# [TASK GOAL]
Print all of the data exactly.
## BEGIN TASK DATA
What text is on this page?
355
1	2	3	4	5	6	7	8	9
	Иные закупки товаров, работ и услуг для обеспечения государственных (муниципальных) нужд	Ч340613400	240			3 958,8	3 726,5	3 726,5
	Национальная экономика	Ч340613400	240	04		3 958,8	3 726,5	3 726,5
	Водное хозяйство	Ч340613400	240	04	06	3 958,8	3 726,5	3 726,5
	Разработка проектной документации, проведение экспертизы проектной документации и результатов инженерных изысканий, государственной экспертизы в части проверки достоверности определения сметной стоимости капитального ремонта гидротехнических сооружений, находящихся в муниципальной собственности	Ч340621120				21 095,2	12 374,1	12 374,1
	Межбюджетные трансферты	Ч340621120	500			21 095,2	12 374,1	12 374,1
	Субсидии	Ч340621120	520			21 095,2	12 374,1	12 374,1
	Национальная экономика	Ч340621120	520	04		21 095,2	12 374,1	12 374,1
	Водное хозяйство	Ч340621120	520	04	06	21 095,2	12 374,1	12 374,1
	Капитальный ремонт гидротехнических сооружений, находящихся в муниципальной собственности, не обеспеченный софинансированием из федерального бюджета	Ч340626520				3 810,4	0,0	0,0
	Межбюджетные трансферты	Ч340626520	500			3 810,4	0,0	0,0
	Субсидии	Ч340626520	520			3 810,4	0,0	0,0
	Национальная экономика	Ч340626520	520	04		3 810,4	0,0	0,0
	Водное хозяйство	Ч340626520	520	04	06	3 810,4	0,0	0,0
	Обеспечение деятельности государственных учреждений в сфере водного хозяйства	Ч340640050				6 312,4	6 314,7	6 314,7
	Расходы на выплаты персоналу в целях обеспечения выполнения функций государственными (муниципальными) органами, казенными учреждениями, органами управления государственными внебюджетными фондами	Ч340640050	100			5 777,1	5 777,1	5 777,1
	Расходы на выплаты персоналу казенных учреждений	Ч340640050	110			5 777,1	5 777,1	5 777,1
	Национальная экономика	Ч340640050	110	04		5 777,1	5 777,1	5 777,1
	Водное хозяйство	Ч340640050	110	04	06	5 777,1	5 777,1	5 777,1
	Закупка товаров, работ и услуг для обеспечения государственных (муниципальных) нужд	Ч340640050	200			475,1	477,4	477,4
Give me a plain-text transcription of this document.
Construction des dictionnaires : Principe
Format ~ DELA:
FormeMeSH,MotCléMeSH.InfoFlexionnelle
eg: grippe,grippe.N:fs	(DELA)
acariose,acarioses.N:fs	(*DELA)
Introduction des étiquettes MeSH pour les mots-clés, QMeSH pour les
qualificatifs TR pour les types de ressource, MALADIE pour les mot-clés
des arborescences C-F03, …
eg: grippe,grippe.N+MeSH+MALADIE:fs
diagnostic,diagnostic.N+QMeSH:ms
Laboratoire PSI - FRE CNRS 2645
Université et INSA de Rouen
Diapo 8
## END TASK DATA
# [EXERCISE OUTPUT]
What text is on this page?
355
1	2	3	4	5	6	7	8	9
	Иные закупки товаров, работ и услуг для обеспечения государственных (муниципальных) нужд	Ч340613400	240			3 958,8	3 726,5	3 726,5
	Национальная экономика	Ч340613400	240	04		3 958,8	3 726,5	3 726,5
	Водное хозяйство	Ч340613400	240	04	06	3 958,8	3 726,5	3 726,5
	Разработка проектной документации, проведение экспертизы проектной документации и результатов инженерных изысканий, государственной экспертизы в части проверки достоверности определения сметной стоимости капитального ремонта гидротехнических сооружений, находящихся в муниципальной собственности	Ч340621120				21 095,2	12 374,1	12 374,1
	Межбюджетные трансферты	Ч340621120	500			21 095,2	12 374,1	12 374,1
	Субсидии	Ч340621120	520			21 095,2	12 374,1	12 374,1
	Национальная экономика	Ч340621120	520	04		21 095,2	12 374,1	12 374,1
	Водное хозяйство	Ч340621120	520	04	06	21 095,2	12 374,1	12 374,1
	Капитальный ремонт гидротехнических сооружений, находящихся в муниципальной собственности, не обеспеченный софинансированием из федерального бюджета	Ч340626520				3 810,4	0,0	0,0
	Межбюджетные трансферты	Ч340626520	500			3 810,4	0,0	0,0
	Субсидии	Ч340626520	520			3 810,4	0,0	0,0
	Национальная экономика	Ч340626520	520	04		3 810,4	0,0	0,0
	Водное хозяйство	Ч340626520	520	04	06	3 810,4	0,0	0,0
	Обеспечение деятельности государственных учреждений в сфере водного хозяйства	Ч340640050				6 312,4	6 314,7	6 314,7
	Расходы на выплаты персоналу в целях обеспечения выполнения функций государственными (муниципальными) органами, казенными учреждениями, органами управления государственными внебюджетными фондами	Ч340640050	100			5 777,1	5 777,1	5 777,1
	Расходы на выплаты персоналу казенных учреждений	Ч340640050	110			5 777,1	5 777,1	5 777,1
	Национальная экономика	Ч340640050	110	04		5 777,1	5 777,1	5 777,1
	Водное хозяйство	Ч340640050	110	04	06	5 777,1	5 777,1	5 777,1
	Закупка товаров, работ и услуг для обеспечения государственных (муниципальных) нужд	Ч340640050	200			475,1	477,4	477,4
Give me a plain-text transcription of this document.
Construction des dictionnaires : Principe
Format ~ DELA:
FormeMeSH,MotCléMeSH.InfoFlexionnelle
eg: grippe,grippe.N:fs	(DELA)
acariose,acarioses.N:fs	(*DELA)
Introduction des étiquettes MeSH pour les mots-clés, QMeSH pour les
qualificatifs TR pour les types de ressource, MALADIE pour les mot-clés
des arborescences C-F03, …
eg: grippe,grippe.N+MeSH+MALADIE:fs
diagnostic,diagnostic.N+QMeSH:ms
Laboratoire PSI - FRE CNRS 2645
Université et INSA de Rouen
Diapo 8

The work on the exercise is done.